— Start Listed records —

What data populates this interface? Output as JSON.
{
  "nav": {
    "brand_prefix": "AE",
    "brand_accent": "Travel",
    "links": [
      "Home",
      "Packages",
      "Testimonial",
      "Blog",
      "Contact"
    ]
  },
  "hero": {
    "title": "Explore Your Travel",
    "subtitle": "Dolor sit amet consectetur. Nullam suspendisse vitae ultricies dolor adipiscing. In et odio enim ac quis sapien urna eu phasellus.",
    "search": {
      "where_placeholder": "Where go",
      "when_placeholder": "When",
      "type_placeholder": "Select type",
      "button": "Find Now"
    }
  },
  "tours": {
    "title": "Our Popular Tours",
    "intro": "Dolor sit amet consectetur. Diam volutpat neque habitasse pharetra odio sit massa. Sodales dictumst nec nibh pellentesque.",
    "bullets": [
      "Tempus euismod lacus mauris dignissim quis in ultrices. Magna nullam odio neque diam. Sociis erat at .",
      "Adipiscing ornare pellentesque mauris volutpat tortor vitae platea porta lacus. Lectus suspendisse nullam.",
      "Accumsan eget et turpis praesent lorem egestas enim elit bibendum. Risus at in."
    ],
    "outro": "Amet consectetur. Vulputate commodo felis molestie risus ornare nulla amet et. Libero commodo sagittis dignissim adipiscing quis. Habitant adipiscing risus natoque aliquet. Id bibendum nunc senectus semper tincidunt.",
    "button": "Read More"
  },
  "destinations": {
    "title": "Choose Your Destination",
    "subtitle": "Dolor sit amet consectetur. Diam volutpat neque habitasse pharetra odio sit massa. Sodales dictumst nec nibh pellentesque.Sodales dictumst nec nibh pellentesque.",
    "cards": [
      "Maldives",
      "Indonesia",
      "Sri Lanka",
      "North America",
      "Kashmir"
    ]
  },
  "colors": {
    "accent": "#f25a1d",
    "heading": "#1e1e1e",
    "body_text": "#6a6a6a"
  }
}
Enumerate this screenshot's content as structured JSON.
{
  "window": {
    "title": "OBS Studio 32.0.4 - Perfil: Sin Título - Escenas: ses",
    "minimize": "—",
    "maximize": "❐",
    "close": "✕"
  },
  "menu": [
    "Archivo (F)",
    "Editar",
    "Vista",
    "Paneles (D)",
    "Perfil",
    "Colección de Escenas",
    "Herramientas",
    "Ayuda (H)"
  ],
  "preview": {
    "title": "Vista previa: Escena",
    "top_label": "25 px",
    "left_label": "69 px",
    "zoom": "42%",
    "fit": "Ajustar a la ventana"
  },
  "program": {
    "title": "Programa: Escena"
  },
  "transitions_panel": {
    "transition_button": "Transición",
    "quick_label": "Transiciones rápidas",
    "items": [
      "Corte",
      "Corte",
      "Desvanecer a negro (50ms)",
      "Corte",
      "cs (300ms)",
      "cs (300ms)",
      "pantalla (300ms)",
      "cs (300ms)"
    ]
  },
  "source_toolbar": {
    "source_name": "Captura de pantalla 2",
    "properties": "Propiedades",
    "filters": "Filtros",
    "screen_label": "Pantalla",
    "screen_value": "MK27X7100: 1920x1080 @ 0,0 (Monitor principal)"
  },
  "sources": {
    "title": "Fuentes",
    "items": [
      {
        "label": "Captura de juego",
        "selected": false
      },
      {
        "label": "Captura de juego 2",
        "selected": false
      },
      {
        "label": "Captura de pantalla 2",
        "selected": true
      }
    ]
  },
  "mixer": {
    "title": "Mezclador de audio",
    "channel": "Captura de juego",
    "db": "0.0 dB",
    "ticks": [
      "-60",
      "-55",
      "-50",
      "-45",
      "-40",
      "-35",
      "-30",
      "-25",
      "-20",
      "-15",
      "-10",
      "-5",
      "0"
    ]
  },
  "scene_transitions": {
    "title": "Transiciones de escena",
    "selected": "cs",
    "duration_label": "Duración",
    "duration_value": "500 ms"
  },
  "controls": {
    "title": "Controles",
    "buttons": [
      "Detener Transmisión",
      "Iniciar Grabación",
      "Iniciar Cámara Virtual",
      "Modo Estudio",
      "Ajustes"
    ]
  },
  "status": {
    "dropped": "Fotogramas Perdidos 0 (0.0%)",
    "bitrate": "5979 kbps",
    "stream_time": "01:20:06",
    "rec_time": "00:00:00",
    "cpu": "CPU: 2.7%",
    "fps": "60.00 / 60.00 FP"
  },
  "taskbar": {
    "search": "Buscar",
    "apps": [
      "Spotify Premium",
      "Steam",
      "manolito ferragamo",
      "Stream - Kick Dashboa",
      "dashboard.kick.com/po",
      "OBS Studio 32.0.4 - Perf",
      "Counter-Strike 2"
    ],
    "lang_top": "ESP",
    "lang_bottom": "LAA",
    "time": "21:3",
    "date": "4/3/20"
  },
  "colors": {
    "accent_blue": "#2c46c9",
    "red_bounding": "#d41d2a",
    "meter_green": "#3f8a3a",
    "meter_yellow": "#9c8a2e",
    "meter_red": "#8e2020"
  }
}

— End Listed records —

Directions :: Go through the records and print each one exactly.

The answer ::
What data populates this interface? Output as JSON.
{
  "nav": {
    "brand_prefix": "AE",
    "brand_accent": "Travel",
    "links": [
      "Home",
      "Packages",
      "Testimonial",
      "Blog",
      "Contact"
    ]
  },
  "hero": {
    "title": "Explore Your Travel",
    "subtitle": "Dolor sit amet consectetur. Nullam suspendisse vitae ultricies dolor adipiscing. In et odio enim ac quis sapien urna eu phasellus.",
    "search": {
      "where_placeholder": "Where go",
      "when_placeholder": "When",
      "type_placeholder": "Select type",
      "button": "Find Now"
    }
  },
  "tours": {
    "title": "Our Popular Tours",
    "intro": "Dolor sit amet consectetur. Diam volutpat neque habitasse pharetra odio sit massa. Sodales dictumst nec nibh pellentesque.",
    "bullets": [
      "Tempus euismod lacus mauris dignissim quis in ultrices. Magna nullam odio neque diam. Sociis erat at .",
      "Adipiscing ornare pellentesque mauris volutpat tortor vitae platea porta lacus. Lectus suspendisse nullam.",
      "Accumsan eget et turpis praesent lorem egestas enim elit bibendum. Risus at in."
    ],
    "outro": "Amet consectetur. Vulputate commodo felis molestie risus ornare nulla amet et. Libero commodo sagittis dignissim adipiscing quis. Habitant adipiscing risus natoque aliquet. Id bibendum nunc senectus semper tincidunt.",
    "button": "Read More"
  },
  "destinations": {
    "title": "Choose Your Destination",
    "subtitle": "Dolor sit amet consectetur. Diam volutpat neque habitasse pharetra odio sit massa. Sodales dictumst nec nibh pellentesque.Sodales dictumst nec nibh pellentesque.",
    "cards": [
      "Maldives",
      "Indonesia",
      "Sri Lanka",
      "North America",
      "Kashmir"
    ]
  },
  "colors": {
    "accent": "#f25a1d",
    "heading": "#1e1e1e",
    "body_text": "#6a6a6a"
  }
}
Enumerate this screenshot's content as structured JSON.
{
  "window": {
    "title": "OBS Studio 32.0.4 - Perfil: Sin Título - Escenas: ses",
    "minimize": "—",
    "maximize": "❐",
    "close": "✕"
  },
  "menu": [
    "Archivo (F)",
    "Editar",
    "Vista",
    "Paneles (D)",
    "Perfil",
    "Colección de Escenas",
    "Herramientas",
    "Ayuda (H)"
  ],
  "preview": {
    "title": "Vista previa: Escena",
    "top_label": "25 px",
    "left_label": "69 px",
    "zoom": "42%",
    "fit": "Ajustar a la ventana"
  },
  "program": {
    "title": "Programa: Escena"
  },
  "transitions_panel": {
    "transition_button": "Transición",
    "quick_label": "Transiciones rápidas",
    "items": [
      "Corte",
      "Corte",
      "Desvanecer a negro (50ms)",
      "Corte",
      "cs (300ms)",
      "cs (300ms)",
      "pantalla (300ms)",
      "cs (300ms)"
    ]
  },
  "source_toolbar": {
    "source_name": "Captura de pantalla 2",
    "properties": "Propiedades",
    "filters": "Filtros",
    "screen_label": "Pantalla",
    "screen_value": "MK27X7100: 1920x1080 @ 0,0 (Monitor principal)"
  },
  "sources": {
    "title": "Fuentes",
    "items": [
      {
        "label": "Captura de juego",
        "selected": false
      },
      {
        "label": "Captura de juego 2",
        "selected": false
      },
      {
        "label": "Captura de pantalla 2",
        "selected": true
      }
    ]
  },
  "mixer": {
    "title": "Mezclador de audio",
    "channel": "Captura de juego",
    "db": "0.0 dB",
    "ticks": [
      "-60",
      "-55",
      "-50",
      "-45",
      "-40",
      "-35",
      "-30",
      "-25",
      "-20",
      "-15",
      "-10",
      "-5",
      "0"
    ]
  },
  "scene_transitions": {
    "title": "Transiciones de escena",
    "selected": "cs",
    "duration_label": "Duración",
    "duration_value": "500 ms"
  },
  "controls": {
    "title": "Controles",
    "buttons": [
      "Detener Transmisión",
      "Iniciar Grabación",
      "Iniciar Cámara Virtual",
      "Modo Estudio",
      "Ajustes"
    ]
  },
  "status": {
    "dropped": "Fotogramas Perdidos 0 (0.0%)",
    "bitrate": "5979 kbps",
    "stream_time": "01:20:06",
    "rec_time": "00:00:00",
    "cpu": "CPU: 2.7%",
    "fps": "60.00 / 60.00 FP"
  },
  "taskbar": {
    "search": "Buscar",
    "apps": [
      "Spotify Premium",
      "Steam",
      "manolito ferragamo",
      "Stream - Kick Dashboa",
      "dashboard.kick.com/po",
      "OBS Studio 32.0.4 - Perf",
      "Counter-Strike 2"
    ],
    "lang_top": "ESP",
    "lang_bottom": "LAA",
    "time": "21:3",
    "date": "4/3/20"
  },
  "colors": {
    "accent_blue": "#2c46c9",
    "red_bounding": "#d41d2a",
    "meter_green": "#3f8a3a",
    "meter_yellow": "#9c8a2e",
    "meter_red": "#8e2020"
  }
}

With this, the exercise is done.